» Record set:
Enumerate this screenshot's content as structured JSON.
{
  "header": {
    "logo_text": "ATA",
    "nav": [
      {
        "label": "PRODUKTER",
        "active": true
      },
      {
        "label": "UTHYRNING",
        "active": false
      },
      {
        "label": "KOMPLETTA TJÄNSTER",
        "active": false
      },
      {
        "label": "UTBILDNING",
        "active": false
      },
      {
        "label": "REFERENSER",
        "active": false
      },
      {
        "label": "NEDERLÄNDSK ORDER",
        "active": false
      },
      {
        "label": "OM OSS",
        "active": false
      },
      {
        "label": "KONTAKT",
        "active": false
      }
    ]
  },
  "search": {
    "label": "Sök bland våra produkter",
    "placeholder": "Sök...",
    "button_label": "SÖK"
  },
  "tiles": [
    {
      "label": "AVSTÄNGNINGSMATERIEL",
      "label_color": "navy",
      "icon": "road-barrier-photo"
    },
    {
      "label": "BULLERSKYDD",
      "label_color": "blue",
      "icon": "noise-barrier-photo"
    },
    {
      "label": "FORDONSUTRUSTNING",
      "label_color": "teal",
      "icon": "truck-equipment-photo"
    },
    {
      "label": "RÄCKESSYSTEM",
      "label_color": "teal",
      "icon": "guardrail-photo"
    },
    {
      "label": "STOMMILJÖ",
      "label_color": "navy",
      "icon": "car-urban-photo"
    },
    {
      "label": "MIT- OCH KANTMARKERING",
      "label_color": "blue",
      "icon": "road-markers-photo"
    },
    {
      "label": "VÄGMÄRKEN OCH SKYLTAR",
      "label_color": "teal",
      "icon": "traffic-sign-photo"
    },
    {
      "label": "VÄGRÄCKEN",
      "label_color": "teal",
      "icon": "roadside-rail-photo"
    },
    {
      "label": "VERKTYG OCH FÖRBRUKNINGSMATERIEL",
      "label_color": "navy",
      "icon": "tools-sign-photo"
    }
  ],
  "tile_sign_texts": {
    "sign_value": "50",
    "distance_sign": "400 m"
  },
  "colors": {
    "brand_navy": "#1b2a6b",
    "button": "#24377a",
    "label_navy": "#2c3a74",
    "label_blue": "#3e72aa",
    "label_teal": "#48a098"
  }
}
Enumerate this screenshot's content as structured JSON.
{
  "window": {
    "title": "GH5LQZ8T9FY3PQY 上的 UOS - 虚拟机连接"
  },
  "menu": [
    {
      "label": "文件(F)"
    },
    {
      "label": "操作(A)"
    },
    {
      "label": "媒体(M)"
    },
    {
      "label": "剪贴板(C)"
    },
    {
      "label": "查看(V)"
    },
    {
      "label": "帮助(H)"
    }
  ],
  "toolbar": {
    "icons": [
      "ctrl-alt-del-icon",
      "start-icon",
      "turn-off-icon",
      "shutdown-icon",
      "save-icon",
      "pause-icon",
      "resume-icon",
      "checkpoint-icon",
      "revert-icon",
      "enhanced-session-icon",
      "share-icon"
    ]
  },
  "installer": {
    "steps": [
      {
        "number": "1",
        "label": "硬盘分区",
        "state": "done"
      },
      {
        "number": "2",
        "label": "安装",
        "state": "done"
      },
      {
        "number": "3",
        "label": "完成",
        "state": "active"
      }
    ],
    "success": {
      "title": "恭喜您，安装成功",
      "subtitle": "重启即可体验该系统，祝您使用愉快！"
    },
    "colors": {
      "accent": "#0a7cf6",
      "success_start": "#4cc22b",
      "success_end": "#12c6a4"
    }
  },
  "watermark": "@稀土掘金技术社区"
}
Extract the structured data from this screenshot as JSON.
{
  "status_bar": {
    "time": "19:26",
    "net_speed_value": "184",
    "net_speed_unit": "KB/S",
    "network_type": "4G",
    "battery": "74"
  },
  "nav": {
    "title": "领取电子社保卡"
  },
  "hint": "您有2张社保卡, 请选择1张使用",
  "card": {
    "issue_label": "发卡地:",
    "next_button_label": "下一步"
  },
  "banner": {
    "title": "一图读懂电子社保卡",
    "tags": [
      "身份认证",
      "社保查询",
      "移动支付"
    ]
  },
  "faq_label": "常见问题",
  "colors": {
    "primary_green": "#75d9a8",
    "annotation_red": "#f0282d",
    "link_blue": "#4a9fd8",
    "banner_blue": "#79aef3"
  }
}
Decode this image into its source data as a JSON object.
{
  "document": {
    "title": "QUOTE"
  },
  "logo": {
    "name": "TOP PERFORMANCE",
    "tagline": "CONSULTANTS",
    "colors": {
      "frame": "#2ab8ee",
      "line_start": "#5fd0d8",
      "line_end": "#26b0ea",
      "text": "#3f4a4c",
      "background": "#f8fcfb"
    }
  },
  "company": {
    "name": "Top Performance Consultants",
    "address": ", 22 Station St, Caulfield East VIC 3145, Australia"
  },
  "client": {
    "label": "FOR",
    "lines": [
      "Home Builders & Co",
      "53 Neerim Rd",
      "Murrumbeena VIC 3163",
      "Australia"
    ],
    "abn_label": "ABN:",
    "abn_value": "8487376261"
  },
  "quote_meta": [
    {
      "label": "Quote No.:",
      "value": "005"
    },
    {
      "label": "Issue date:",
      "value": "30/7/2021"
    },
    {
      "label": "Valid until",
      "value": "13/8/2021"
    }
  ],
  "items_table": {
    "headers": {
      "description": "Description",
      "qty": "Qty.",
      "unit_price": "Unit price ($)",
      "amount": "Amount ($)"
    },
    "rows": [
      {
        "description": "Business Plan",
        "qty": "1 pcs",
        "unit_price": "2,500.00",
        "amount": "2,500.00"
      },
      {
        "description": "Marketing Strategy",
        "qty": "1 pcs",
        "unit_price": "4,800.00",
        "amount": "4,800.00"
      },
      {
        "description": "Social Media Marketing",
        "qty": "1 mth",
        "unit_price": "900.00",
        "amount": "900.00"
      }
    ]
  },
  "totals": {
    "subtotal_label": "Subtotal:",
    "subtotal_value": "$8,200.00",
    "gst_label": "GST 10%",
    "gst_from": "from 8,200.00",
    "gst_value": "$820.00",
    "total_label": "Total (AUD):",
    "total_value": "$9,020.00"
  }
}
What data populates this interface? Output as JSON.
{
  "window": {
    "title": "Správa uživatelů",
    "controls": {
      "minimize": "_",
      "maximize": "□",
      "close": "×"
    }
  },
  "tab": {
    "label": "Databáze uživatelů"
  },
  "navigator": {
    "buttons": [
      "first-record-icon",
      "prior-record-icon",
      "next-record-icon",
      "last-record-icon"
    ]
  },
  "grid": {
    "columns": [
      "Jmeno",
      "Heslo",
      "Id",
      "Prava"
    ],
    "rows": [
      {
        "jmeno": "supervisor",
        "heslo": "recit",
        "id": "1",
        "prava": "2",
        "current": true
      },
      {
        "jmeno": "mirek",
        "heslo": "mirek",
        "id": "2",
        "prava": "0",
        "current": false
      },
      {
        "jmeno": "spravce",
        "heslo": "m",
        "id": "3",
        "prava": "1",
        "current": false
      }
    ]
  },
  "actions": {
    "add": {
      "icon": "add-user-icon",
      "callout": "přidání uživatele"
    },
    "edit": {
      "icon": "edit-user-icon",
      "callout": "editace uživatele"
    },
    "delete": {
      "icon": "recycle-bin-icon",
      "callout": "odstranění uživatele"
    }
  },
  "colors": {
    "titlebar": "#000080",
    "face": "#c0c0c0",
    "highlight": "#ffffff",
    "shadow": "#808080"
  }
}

» Required task: Produce an exact copy of every entry above.

» Solution to this exercise:
Enumerate this screenshot's content as structured JSON.
{
  "header": {
    "logo_text": "ATA",
    "nav": [
      {
        "label": "PRODUKTER",
        "active": true
      },
      {
        "label": "UTHYRNING",
        "active": false
      },
      {
        "label": "KOMPLETTA TJÄNSTER",
        "active": false
      },
      {
        "label": "UTBILDNING",
        "active": false
      },
      {
        "label": "REFERENSER",
        "active": false
      },
      {
        "label": "NEDERLÄNDSK ORDER",
        "active": false
      },
      {
        "label": "OM OSS",
        "active": false
      },
      {
        "label": "KONTAKT",
        "active": false
      }
    ]
  },
  "search": {
    "label": "Sök bland våra produkter",
    "placeholder": "Sök...",
    "button_label": "SÖK"
  },
  "tiles": [
    {
      "label": "AVSTÄNGNINGSMATERIEL",
      "label_color": "navy",
      "icon": "road-barrier-photo"
    },
    {
      "label": "BULLERSKYDD",
      "label_color": "blue",
      "icon": "noise-barrier-photo"
    },
    {
      "label": "FORDONSUTRUSTNING",
      "label_color": "teal",
      "icon": "truck-equipment-photo"
    },
    {
      "label": "RÄCKESSYSTEM",
      "label_color": "teal",
      "icon": "guardrail-photo"
    },
    {
      "label": "STOMMILJÖ",
      "label_color": "navy",
      "icon": "car-urban-photo"
    },
    {
      "label": "MIT- OCH KANTMARKERING",
      "label_color": "blue",
      "icon": "road-markers-photo"
    },
    {
      "label": "VÄGMÄRKEN OCH SKYLTAR",
      "label_color": "teal",
      "icon": "traffic-sign-photo"
    },
    {
      "label": "VÄGRÄCKEN",
      "label_color": "teal",
      "icon": "roadside-rail-photo"
    },
    {
      "label": "VERKTYG OCH FÖRBRUKNINGSMATERIEL",
      "label_color": "navy",
      "icon": "tools-sign-photo"
    }
  ],
  "tile_sign_texts": {
    "sign_value": "50",
    "distance_sign": "400 m"
  },
  "colors": {
    "brand_navy": "#1b2a6b",
    "button": "#24377a",
    "label_navy": "#2c3a74",
    "label_blue": "#3e72aa",
    "label_teal": "#48a098"
  }
}
Enumerate this screenshot's content as structured JSON.
{
  "window": {
    "title": "GH5LQZ8T9FY3PQY 上的 UOS - 虚拟机连接"
  },
  "menu": [
    {
      "label": "文件(F)"
    },
    {
      "label": "操作(A)"
    },
    {
      "label": "媒体(M)"
    },
    {
      "label": "剪贴板(C)"
    },
    {
      "label": "查看(V)"
    },
    {
      "label": "帮助(H)"
    }
  ],
  "toolbar": {
    "icons": [
      "ctrl-alt-del-icon",
      "start-icon",
      "turn-off-icon",
      "shutdown-icon",
      "save-icon",
      "pause-icon",
      "resume-icon",
      "checkpoint-icon",
      "revert-icon",
      "enhanced-session-icon",
      "share-icon"
    ]
  },
  "installer": {
    "steps": [
      {
        "number": "1",
        "label": "硬盘分区",
        "state": "done"
      },
      {
        "number": "2",
        "label": "安装",
        "state": "done"
      },
      {
        "number": "3",
        "label": "完成",
        "state": "active"
      }
    ],
    "success": {
      "title": "恭喜您，安装成功",
      "subtitle": "重启即可体验该系统，祝您使用愉快！"
    },
    "colors": {
      "accent": "#0a7cf6",
      "success_start": "#4cc22b",
      "success_end": "#12c6a4"
    }
  },
  "watermark": "@稀土掘金技术社区"
}
Extract the structured data from this screenshot as JSON.
{
  "status_bar": {
    "time": "19:26",
    "net_speed_value": "184",
    "net_speed_unit": "KB/S",
    "network_type": "4G",
    "battery": "74"
  },
  "nav": {
    "title": "领取电子社保卡"
  },
  "hint": "您有2张社保卡, 请选择1张使用",
  "card": {
    "issue_label": "发卡地:",
    "next_button_label": "下一步"
  },
  "banner": {
    "title": "一图读懂电子社保卡",
    "tags": [
      "身份认证",
      "社保查询",
      "移动支付"
    ]
  },
  "faq_label": "常见问题",
  "colors": {
    "primary_green": "#75d9a8",
    "annotation_red": "#f0282d",
    "link_blue": "#4a9fd8",
    "banner_blue": "#79aef3"
  }
}
Decode this image into its source data as a JSON object.
{
  "document": {
    "title": "QUOTE"
  },
  "logo": {
    "name": "TOP PERFORMANCE",
    "tagline": "CONSULTANTS",
    "colors": {
      "frame": "#2ab8ee",
      "line_start": "#5fd0d8",
      "line_end": "#26b0ea",
      "text": "#3f4a4c",
      "background": "#f8fcfb"
    }
  },
  "company": {
    "name": "Top Performance Consultants",
    "address": ", 22 Station St, Caulfield East VIC 3145, Australia"
  },
  "client": {
    "label": "FOR",
    "lines": [
      "Home Builders & Co",
      "53 Neerim Rd",
      "Murrumbeena VIC 3163",
      "Australia"
    ],
    "abn_label": "ABN:",
    "abn_value": "8487376261"
  },
  "quote_meta": [
    {
      "label": "Quote No.:",
      "value": "005"
    },
    {
      "label": "Issue date:",
      "value": "30/7/2021"
    },
    {
      "label": "Valid until",
      "value": "13/8/2021"
    }
  ],
  "items_table": {
    "headers": {
      "description": "Description",
      "qty": "Qty.",
      "unit_price": "Unit price ($)",
      "amount": "Amount ($)"
    },
    "rows": [
      {
        "description": "Business Plan",
        "qty": "1 pcs",
        "unit_price": "2,500.00",
        "amount": "2,500.00"
      },
      {
        "description": "Marketing Strategy",
        "qty": "1 pcs",
        "unit_price": "4,800.00",
        "amount": "4,800.00"
      },
      {
        "description": "Social Media Marketing",
        "qty": "1 mth",
        "unit_price": "900.00",
        "amount": "900.00"
      }
    ]
  },
  "totals": {
    "subtotal_label": "Subtotal:",
    "subtotal_value": "$8,200.00",
    "gst_label": "GST 10%",
    "gst_from": "from 8,200.00",
    "gst_value": "$820.00",
    "total_label": "Total (AUD):",
    "total_value": "$9,020.00"
  }
}
What data populates this interface? Output as JSON.
{
  "window": {
    "title": "Správa uživatelů",
    "controls": {
      "minimize": "_",
      "maximize": "□",
      "close": "×"
    }
  },
  "tab": {
    "label": "Databáze uživatelů"
  },
  "navigator": {
    "buttons": [
      "first-record-icon",
      "prior-record-icon",
      "next-record-icon",
      "last-record-icon"
    ]
  },
  "grid": {
    "columns": [
      "Jmeno",
      "Heslo",
      "Id",
      "Prava"
    ],
    "rows": [
      {
        "jmeno": "supervisor",
        "heslo": "recit",
        "id": "1",
        "prava": "2",
        "current": true
      },
      {
        "jmeno": "mirek",
        "heslo": "mirek",
        "id": "2",
        "prava": "0",
        "current": false
      },
      {
        "jmeno": "spravce",
        "heslo": "m",
        "id": "3",
        "prava": "1",
        "current": false
      }
    ]
  },
  "actions": {
    "add": {
      "icon": "add-user-icon",
      "callout": "přidání uživatele"
    },
    "edit": {
      "icon": "edit-user-icon",
      "callout": "editace uživatele"
    },
    "delete": {
      "icon": "recycle-bin-icon",
      "callout": "odstranění uživatele"
    }
  },
  "colors": {
    "titlebar": "#000080",
    "face": "#c0c0c0",
    "highlight": "#ffffff",
    "shadow": "#808080"
  }
}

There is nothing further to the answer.